→ What you should do: Copy out each line of the material in which the word "określonej" appears.

[Collected data]
----------

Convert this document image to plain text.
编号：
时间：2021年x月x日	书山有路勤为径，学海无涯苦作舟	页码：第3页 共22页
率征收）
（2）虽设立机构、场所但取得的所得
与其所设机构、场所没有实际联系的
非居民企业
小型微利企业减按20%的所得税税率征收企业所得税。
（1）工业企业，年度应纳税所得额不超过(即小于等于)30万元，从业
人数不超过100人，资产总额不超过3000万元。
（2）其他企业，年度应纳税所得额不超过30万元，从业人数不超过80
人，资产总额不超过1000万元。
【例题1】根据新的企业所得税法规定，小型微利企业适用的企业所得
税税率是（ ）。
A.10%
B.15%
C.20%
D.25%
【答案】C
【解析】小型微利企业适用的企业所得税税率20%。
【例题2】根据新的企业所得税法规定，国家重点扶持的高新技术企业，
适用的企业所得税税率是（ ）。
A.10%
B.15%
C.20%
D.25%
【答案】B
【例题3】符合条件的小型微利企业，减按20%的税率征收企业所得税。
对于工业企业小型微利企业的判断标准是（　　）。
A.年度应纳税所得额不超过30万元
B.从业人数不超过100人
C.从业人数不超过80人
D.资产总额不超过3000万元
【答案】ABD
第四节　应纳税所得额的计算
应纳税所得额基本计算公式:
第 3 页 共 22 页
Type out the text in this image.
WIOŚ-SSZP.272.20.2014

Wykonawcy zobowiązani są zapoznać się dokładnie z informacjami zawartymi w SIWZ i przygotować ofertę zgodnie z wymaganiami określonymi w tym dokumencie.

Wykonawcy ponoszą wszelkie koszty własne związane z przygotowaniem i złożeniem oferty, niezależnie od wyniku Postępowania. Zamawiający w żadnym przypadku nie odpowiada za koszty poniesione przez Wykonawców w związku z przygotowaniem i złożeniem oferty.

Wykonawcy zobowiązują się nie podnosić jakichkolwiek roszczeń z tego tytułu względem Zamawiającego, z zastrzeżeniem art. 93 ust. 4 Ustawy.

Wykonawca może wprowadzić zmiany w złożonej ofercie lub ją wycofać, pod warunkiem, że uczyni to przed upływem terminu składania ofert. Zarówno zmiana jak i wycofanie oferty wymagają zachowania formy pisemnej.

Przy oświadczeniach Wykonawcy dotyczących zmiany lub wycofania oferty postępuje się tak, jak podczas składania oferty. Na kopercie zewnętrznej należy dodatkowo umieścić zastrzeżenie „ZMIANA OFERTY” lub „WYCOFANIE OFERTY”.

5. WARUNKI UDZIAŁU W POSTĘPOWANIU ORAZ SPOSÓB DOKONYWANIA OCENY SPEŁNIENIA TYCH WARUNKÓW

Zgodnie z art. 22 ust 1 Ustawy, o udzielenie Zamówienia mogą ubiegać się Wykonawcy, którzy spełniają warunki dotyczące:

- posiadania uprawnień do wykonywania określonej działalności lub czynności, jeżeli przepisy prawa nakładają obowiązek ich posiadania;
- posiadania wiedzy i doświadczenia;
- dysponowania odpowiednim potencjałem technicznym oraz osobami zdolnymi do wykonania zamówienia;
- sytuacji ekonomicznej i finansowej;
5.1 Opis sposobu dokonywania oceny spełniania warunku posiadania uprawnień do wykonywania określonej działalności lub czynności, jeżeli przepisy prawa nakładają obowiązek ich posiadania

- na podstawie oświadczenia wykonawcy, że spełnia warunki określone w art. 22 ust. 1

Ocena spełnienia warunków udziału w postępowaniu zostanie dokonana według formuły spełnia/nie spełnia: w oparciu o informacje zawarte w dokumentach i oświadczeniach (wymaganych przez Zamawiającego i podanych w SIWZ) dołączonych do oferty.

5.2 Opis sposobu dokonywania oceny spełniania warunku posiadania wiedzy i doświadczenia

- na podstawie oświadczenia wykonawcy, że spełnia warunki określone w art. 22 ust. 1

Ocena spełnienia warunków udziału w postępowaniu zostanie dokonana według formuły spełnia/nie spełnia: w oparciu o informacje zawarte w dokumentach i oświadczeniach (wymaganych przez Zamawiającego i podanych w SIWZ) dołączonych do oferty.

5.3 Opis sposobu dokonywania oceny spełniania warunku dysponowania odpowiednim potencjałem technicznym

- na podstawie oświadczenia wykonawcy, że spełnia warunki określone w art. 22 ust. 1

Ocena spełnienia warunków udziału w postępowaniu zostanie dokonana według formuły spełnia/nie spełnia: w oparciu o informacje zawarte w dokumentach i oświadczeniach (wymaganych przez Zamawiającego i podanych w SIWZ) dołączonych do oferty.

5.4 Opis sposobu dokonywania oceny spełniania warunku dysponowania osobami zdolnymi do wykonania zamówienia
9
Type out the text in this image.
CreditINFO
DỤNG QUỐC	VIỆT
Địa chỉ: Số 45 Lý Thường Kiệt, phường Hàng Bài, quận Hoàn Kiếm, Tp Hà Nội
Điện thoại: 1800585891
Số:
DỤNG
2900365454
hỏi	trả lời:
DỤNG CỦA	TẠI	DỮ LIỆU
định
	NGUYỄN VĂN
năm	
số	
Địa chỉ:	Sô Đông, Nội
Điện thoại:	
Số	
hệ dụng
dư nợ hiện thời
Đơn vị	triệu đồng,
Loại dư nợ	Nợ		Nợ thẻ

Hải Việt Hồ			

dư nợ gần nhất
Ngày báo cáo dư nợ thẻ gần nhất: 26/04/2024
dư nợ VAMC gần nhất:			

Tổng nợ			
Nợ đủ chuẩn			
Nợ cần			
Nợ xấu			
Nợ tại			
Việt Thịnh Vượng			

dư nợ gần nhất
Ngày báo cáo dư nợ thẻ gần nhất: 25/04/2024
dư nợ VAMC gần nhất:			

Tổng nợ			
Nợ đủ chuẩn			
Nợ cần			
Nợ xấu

----------

→ Written response:
- posiadania uprawnień do wykonywania określonej działalności lub czynności, jeżeli przepisy prawa nakładają obowiązek ich posiadania;
5.1 Opis sposobu dokonywania oceny spełniania warunku posiadania uprawnień do wykonywania określonej działalności lub czynności, jeżeli przepisy prawa nakładają obowiązek ich posiadania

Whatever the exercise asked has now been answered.